(Dataset entries)
——

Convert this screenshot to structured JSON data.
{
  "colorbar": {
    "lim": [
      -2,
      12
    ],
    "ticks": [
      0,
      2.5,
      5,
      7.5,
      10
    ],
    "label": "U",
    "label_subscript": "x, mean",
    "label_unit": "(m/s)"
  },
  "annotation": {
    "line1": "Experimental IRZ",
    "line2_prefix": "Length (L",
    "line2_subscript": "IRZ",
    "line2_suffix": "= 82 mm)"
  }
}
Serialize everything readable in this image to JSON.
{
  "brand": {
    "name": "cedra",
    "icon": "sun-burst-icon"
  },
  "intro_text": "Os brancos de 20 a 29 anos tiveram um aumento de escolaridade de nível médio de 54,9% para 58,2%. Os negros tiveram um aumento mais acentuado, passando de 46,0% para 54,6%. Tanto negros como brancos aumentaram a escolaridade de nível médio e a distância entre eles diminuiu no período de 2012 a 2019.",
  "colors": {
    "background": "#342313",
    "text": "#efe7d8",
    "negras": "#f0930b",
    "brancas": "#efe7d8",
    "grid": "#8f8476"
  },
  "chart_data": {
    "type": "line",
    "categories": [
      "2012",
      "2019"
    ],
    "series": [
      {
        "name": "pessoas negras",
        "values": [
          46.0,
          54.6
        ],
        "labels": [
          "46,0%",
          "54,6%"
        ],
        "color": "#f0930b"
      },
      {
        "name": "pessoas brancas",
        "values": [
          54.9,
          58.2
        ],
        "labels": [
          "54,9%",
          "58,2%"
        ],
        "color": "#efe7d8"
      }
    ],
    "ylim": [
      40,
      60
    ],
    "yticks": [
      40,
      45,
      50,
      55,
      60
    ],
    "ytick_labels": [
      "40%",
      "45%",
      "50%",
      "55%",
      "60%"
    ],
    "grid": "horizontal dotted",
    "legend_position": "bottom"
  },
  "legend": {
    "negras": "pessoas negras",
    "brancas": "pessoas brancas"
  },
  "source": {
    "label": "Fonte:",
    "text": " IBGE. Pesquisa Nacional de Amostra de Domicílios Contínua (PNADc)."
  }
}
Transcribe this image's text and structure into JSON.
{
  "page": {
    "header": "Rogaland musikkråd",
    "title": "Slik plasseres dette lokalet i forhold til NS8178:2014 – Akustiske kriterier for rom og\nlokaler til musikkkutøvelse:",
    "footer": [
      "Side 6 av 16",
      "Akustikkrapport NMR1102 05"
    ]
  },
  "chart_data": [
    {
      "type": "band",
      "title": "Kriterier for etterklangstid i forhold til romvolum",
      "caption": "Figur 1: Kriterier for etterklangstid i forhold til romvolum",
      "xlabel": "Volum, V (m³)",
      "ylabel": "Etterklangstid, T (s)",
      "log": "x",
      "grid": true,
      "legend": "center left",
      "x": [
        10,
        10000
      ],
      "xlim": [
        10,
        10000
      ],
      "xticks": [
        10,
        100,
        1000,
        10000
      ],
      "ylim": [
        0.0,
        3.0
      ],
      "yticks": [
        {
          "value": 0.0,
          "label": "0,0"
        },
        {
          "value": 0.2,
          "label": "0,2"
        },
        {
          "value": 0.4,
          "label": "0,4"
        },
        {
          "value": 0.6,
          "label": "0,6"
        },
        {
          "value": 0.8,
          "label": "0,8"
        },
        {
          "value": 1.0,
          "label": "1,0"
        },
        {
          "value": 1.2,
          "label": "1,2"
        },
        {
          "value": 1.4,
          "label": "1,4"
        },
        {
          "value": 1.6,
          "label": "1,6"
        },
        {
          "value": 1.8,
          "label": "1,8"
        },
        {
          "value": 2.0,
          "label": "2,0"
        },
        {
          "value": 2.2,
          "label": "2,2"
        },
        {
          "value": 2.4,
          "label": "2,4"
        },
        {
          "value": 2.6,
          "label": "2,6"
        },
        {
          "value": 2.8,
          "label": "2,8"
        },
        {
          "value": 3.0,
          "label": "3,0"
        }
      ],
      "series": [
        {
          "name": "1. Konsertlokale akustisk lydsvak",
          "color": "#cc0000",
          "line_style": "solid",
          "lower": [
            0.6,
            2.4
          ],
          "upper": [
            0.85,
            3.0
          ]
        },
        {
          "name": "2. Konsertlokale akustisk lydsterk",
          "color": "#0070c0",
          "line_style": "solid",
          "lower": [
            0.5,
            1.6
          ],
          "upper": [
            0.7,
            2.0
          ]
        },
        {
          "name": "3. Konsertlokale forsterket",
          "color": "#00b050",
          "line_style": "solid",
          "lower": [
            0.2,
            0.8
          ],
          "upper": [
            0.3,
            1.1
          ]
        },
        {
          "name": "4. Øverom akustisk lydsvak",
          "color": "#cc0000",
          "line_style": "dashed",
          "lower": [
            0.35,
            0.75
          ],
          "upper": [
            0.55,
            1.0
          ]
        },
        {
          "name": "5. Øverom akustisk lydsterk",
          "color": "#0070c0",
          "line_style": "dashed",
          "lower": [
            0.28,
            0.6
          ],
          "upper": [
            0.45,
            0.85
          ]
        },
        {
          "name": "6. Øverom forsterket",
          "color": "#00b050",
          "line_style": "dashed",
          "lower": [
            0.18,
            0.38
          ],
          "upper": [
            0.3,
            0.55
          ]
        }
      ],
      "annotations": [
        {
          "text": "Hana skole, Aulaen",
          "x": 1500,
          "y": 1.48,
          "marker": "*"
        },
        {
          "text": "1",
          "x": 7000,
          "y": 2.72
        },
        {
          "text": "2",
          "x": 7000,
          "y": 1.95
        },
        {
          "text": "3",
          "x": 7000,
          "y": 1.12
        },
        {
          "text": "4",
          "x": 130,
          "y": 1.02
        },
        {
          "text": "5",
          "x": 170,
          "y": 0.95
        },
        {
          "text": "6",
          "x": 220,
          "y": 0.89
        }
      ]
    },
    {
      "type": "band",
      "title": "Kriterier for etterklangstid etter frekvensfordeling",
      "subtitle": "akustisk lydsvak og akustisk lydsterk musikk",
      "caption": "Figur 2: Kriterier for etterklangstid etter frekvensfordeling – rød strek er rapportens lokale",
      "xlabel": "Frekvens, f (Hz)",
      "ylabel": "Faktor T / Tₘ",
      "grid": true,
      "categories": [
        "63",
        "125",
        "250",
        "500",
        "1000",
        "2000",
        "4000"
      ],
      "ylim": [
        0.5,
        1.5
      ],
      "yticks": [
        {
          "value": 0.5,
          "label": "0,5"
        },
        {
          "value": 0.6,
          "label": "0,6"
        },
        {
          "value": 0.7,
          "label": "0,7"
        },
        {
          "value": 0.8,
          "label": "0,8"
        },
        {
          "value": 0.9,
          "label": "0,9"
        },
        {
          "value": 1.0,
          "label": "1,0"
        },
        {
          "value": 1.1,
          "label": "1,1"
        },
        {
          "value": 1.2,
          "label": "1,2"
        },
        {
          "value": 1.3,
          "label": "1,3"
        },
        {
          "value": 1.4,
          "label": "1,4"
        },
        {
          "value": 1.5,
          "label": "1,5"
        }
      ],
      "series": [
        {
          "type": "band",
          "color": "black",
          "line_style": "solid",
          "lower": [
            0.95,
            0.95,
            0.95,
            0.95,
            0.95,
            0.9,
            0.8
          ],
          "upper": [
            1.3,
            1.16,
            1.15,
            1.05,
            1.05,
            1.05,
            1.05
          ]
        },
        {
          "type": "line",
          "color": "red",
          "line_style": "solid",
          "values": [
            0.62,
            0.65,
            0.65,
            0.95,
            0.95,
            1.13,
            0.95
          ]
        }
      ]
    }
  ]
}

——

Quote the material exactly, leaving nothing out.

Convert this screenshot to structured JSON data.
{
  "colorbar": {
    "lim": [
      -2,
      12
    ],
    "ticks": [
      0,
      2.5,
      5,
      7.5,
      10
    ],
    "label": "U",
    "label_subscript": "x, mean",
    "label_unit": "(m/s)"
  },
  "annotation": {
    "line1": "Experimental IRZ",
    "line2_prefix": "Length (L",
    "line2_subscript": "IRZ",
    "line2_suffix": "= 82 mm)"
  }
}
Serialize everything readable in this image to JSON.
{
  "brand": {
    "name": "cedra",
    "icon": "sun-burst-icon"
  },
  "intro_text": "Os brancos de 20 a 29 anos tiveram um aumento de escolaridade de nível médio de 54,9% para 58,2%. Os negros tiveram um aumento mais acentuado, passando de 46,0% para 54,6%. Tanto negros como brancos aumentaram a escolaridade de nível médio e a distância entre eles diminuiu no período de 2012 a 2019.",
  "colors": {
    "background": "#342313",
    "text": "#efe7d8",
    "negras": "#f0930b",
    "brancas": "#efe7d8",
    "grid": "#8f8476"
  },
  "chart_data": {
    "type": "line",
    "categories": [
      "2012",
      "2019"
    ],
    "series": [
      {
        "name": "pessoas negras",
        "values": [
          46.0,
          54.6
        ],
        "labels": [
          "46,0%",
          "54,6%"
        ],
        "color": "#f0930b"
      },
      {
        "name": "pessoas brancas",
        "values": [
          54.9,
          58.2
        ],
        "labels": [
          "54,9%",
          "58,2%"
        ],
        "color": "#efe7d8"
      }
    ],
    "ylim": [
      40,
      60
    ],
    "yticks": [
      40,
      45,
      50,
      55,
      60
    ],
    "ytick_labels": [
      "40%",
      "45%",
      "50%",
      "55%",
      "60%"
    ],
    "grid": "horizontal dotted",
    "legend_position": "bottom"
  },
  "legend": {
    "negras": "pessoas negras",
    "brancas": "pessoas brancas"
  },
  "source": {
    "label": "Fonte:",
    "text": " IBGE. Pesquisa Nacional de Amostra de Domicílios Contínua (PNADc)."
  }
}
Transcribe this image's text and structure into JSON.
{
  "page": {
    "header": "Rogaland musikkråd",
    "title": "Slik plasseres dette lokalet i forhold til NS8178:2014 – Akustiske kriterier for rom og\nlokaler til musikkkutøvelse:",
    "footer": [
      "Side 6 av 16",
      "Akustikkrapport NMR1102 05"
    ]
  },
  "chart_data": [
    {
      "type": "band",
      "title": "Kriterier for etterklangstid i forhold til romvolum",
      "caption": "Figur 1: Kriterier for etterklangstid i forhold til romvolum",
      "xlabel": "Volum, V (m³)",
      "ylabel": "Etterklangstid, T (s)",
      "log": "x",
      "grid": true,
      "legend": "center left",
      "x": [
        10,
        10000
      ],
      "xlim": [
        10,
        10000
      ],
      "xticks": [
        10,
        100,
        1000,
        10000
      ],
      "ylim": [
        0.0,
        3.0
      ],
      "yticks": [
        {
          "value": 0.0,
          "label": "0,0"
        },
        {
          "value": 0.2,
          "label": "0,2"
        },
        {
          "value": 0.4,
          "label": "0,4"
        },
        {
          "value": 0.6,
          "label": "0,6"
        },
        {
          "value": 0.8,
          "label": "0,8"
        },
        {
          "value": 1.0,
          "label": "1,0"
        },
        {
          "value": 1.2,
          "label": "1,2"
        },
        {
          "value": 1.4,
          "label": "1,4"
        },
        {
          "value": 1.6,
          "label": "1,6"
        },
        {
          "value": 1.8,
          "label": "1,8"
        },
        {
          "value": 2.0,
          "label": "2,0"
        },
        {
          "value": 2.2,
          "label": "2,2"
        },
        {
          "value": 2.4,
          "label": "2,4"
        },
        {
          "value": 2.6,
          "label": "2,6"
        },
        {
          "value": 2.8,
          "label": "2,8"
        },
        {
          "value": 3.0,
          "label": "3,0"
        }
      ],
      "series": [
        {
          "name": "1. Konsertlokale akustisk lydsvak",
          "color": "#cc0000",
          "line_style": "solid",
          "lower": [
            0.6,
            2.4
          ],
          "upper": [
            0.85,
            3.0
          ]
        },
        {
          "name": "2. Konsertlokale akustisk lydsterk",
          "color": "#0070c0",
          "line_style": "solid",
          "lower": [
            0.5,
            1.6
          ],
          "upper": [
            0.7,
            2.0
          ]
        },
        {
          "name": "3. Konsertlokale forsterket",
          "color": "#00b050",
          "line_style": "solid",
          "lower": [
            0.2,
            0.8
          ],
          "upper": [
            0.3,
            1.1
          ]
        },
        {
          "name": "4. Øverom akustisk lydsvak",
          "color": "#cc0000",
          "line_style": "dashed",
          "lower": [
            0.35,
            0.75
          ],
          "upper": [
            0.55,
            1.0
          ]
        },
        {
          "name": "5. Øverom akustisk lydsterk",
          "color": "#0070c0",
          "line_style": "dashed",
          "lower": [
            0.28,
            0.6
          ],
          "upper": [
            0.45,
            0.85
          ]
        },
        {
          "name": "6. Øverom forsterket",
          "color": "#00b050",
          "line_style": "dashed",
          "lower": [
            0.18,
            0.38
          ],
          "upper": [
            0.3,
            0.55
          ]
        }
      ],
      "annotations": [
        {
          "text": "Hana skole, Aulaen",
          "x": 1500,
          "y": 1.48,
          "marker": "*"
        },
        {
          "text": "1",
          "x": 7000,
          "y": 2.72
        },
        {
          "text": "2",
          "x": 7000,
          "y": 1.95
        },
        {
          "text": "3",
          "x": 7000,
          "y": 1.12
        },
        {
          "text": "4",
          "x": 130,
          "y": 1.02
        },
        {
          "text": "5",
          "x": 170,
          "y": 0.95
        },
        {
          "text": "6",
          "x": 220,
          "y": 0.89
        }
      ]
    },
    {
      "type": "band",
      "title": "Kriterier for etterklangstid etter frekvensfordeling",
      "subtitle": "akustisk lydsvak og akustisk lydsterk musikk",
      "caption": "Figur 2: Kriterier for etterklangstid etter frekvensfordeling – rød strek er rapportens lokale",
      "xlabel": "Frekvens, f (Hz)",
      "ylabel": "Faktor T / Tₘ",
      "grid": true,
      "categories": [
        "63",
        "125",
        "250",
        "500",
        "1000",
        "2000",
        "4000"
      ],
      "ylim": [
        0.5,
        1.5
      ],
      "yticks": [
        {
          "value": 0.5,
          "label": "0,5"
        },
        {
          "value": 0.6,
          "label": "0,6"
        },
        {
          "value": 0.7,
          "label": "0,7"
        },
        {
          "value": 0.8,
          "label": "0,8"
        },
        {
          "value": 0.9,
          "label": "0,9"
        },
        {
          "value": 1.0,
          "label": "1,0"
        },
        {
          "value": 1.1,
          "label": "1,1"
        },
        {
          "value": 1.2,
          "label": "1,2"
        },
        {
          "value": 1.3,
          "label": "1,3"
        },
        {
          "value": 1.4,
          "label": "1,4"
        },
        {
          "value": 1.5,
          "label": "1,5"
        }
      ],
      "series": [
        {
          "type": "band",
          "color": "black",
          "line_style": "solid",
          "lower": [
            0.95,
            0.95,
            0.95,
            0.95,
            0.95,
            0.9,
            0.8
          ],
          "upper": [
            1.3,
            1.16,
            1.15,
            1.05,
            1.05,
            1.05,
            1.05
          ]
        },
        {
          "type": "line",
          "color": "red",
          "line_style": "solid",
          "values": [
            0.62,
            0.65,
            0.65,
            0.95,
            0.95,
            1.13,
            0.95
          ]
        }
      ]
    }
  ]
}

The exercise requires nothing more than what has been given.